# REQUIREMENT
Copy out each line of the listing that has the word "Crecimiento" in it.

Extracted records
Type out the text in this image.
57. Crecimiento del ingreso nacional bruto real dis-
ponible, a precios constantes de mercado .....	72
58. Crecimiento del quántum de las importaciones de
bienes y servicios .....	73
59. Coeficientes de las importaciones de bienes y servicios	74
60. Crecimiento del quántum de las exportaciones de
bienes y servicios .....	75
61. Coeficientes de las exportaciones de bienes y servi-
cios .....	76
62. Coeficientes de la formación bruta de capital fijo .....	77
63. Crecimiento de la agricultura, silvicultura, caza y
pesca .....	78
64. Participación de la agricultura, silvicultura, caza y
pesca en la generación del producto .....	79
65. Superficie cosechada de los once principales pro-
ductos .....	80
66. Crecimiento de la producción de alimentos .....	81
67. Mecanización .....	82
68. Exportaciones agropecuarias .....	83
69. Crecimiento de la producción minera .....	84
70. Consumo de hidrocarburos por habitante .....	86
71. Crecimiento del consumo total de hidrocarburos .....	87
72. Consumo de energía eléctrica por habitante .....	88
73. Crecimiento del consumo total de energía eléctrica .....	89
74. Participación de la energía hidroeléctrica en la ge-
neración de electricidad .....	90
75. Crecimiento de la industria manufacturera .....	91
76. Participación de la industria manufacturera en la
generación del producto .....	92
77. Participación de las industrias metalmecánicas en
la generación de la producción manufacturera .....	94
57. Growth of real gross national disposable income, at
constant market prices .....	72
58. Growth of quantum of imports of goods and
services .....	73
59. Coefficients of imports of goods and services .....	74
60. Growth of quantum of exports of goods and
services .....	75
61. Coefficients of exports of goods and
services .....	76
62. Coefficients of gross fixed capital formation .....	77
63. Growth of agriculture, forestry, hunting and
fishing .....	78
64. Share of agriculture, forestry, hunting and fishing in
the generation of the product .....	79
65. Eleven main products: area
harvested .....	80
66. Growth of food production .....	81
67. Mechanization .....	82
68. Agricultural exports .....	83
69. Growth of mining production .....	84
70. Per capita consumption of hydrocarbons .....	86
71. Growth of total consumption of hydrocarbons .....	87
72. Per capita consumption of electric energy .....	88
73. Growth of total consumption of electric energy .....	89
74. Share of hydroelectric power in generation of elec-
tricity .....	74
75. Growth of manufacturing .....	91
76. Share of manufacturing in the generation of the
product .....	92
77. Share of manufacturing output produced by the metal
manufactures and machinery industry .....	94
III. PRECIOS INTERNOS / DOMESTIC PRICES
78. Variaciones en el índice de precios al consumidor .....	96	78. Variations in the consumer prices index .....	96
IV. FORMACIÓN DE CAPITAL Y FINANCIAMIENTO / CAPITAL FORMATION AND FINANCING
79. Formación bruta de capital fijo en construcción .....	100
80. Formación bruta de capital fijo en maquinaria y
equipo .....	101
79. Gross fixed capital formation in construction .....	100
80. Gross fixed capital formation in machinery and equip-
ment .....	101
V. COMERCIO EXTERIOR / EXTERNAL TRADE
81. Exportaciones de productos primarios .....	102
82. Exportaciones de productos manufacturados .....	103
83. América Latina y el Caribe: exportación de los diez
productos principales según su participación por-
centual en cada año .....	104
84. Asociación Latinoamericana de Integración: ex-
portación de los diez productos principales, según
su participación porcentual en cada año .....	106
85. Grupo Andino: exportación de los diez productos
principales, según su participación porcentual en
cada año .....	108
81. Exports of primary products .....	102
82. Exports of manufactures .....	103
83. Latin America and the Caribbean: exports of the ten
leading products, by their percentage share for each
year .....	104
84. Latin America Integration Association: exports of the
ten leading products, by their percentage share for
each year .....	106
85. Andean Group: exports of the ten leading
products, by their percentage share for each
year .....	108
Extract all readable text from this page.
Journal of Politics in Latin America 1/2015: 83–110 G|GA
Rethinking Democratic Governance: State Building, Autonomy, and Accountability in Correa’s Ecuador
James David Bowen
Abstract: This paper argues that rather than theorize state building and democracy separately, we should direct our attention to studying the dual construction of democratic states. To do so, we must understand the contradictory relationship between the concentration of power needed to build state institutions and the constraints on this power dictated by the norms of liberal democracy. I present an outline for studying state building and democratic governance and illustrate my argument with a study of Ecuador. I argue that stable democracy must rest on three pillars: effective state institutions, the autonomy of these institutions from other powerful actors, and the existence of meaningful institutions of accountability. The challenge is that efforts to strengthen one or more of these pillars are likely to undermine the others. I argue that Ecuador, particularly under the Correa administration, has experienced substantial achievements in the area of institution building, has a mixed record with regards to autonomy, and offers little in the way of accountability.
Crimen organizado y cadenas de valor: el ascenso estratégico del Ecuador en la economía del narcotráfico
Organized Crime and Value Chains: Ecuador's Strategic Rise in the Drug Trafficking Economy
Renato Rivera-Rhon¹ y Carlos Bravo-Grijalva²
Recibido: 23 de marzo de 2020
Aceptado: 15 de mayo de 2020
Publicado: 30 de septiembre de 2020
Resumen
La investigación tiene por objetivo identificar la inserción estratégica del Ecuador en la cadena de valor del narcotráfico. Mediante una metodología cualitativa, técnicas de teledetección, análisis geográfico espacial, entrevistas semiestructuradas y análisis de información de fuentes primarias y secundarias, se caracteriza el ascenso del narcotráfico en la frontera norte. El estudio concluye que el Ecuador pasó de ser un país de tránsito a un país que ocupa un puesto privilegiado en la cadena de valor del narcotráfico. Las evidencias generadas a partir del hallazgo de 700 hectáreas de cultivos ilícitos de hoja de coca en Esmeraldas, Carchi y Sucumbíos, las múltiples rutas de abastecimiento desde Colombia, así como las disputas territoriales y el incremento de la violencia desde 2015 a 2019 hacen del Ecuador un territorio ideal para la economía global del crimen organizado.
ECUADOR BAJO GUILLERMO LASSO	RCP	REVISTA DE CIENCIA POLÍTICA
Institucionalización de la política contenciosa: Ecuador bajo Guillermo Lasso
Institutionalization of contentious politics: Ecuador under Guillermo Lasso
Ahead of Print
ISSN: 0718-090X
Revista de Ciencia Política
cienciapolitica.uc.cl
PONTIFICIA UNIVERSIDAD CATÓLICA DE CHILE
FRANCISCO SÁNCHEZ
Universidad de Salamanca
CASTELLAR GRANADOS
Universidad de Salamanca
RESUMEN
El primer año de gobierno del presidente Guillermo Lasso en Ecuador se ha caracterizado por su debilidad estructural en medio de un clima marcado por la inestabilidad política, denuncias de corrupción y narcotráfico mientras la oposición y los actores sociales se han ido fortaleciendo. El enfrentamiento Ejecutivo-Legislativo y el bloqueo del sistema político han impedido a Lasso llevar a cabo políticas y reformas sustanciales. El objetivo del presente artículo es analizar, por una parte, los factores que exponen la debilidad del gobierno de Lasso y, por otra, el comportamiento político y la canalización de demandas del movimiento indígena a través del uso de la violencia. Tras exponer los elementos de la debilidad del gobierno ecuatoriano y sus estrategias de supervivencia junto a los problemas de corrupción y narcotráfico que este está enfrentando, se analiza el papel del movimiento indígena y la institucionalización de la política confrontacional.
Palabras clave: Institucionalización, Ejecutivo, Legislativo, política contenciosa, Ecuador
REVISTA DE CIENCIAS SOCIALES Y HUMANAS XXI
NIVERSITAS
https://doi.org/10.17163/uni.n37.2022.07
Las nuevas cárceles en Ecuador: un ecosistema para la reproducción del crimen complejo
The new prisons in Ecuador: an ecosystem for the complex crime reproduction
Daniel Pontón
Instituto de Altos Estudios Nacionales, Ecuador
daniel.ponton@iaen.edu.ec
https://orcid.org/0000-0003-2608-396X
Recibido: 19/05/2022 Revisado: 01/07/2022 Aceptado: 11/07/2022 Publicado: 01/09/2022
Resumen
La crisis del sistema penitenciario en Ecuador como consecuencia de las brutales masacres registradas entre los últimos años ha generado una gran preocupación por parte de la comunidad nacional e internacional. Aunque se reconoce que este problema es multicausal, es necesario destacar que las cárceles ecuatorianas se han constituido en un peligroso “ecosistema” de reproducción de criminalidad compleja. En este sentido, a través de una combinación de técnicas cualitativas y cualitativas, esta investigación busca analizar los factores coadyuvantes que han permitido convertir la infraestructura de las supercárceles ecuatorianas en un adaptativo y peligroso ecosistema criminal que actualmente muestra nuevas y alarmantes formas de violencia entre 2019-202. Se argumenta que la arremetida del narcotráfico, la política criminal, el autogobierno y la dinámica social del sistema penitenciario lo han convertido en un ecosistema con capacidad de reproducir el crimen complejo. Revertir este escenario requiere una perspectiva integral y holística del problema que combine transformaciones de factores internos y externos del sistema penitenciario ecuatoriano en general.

# EXERCISE RESPONSE
57. Crecimiento del ingreso nacional bruto real dis-
58. Crecimiento del quántum de las importaciones de
60. Crecimiento del quántum de las exportaciones de
63. Crecimiento de la agricultura, silvicultura, caza y
66. Crecimiento de la producción de alimentos .....	81
69. Crecimiento de la producción minera .....	84
71. Crecimiento del consumo total de hidrocarburos .....	87
73. Crecimiento del consumo total de energía eléctrica .....	89
75. Crecimiento de la industria manufacturera .....	91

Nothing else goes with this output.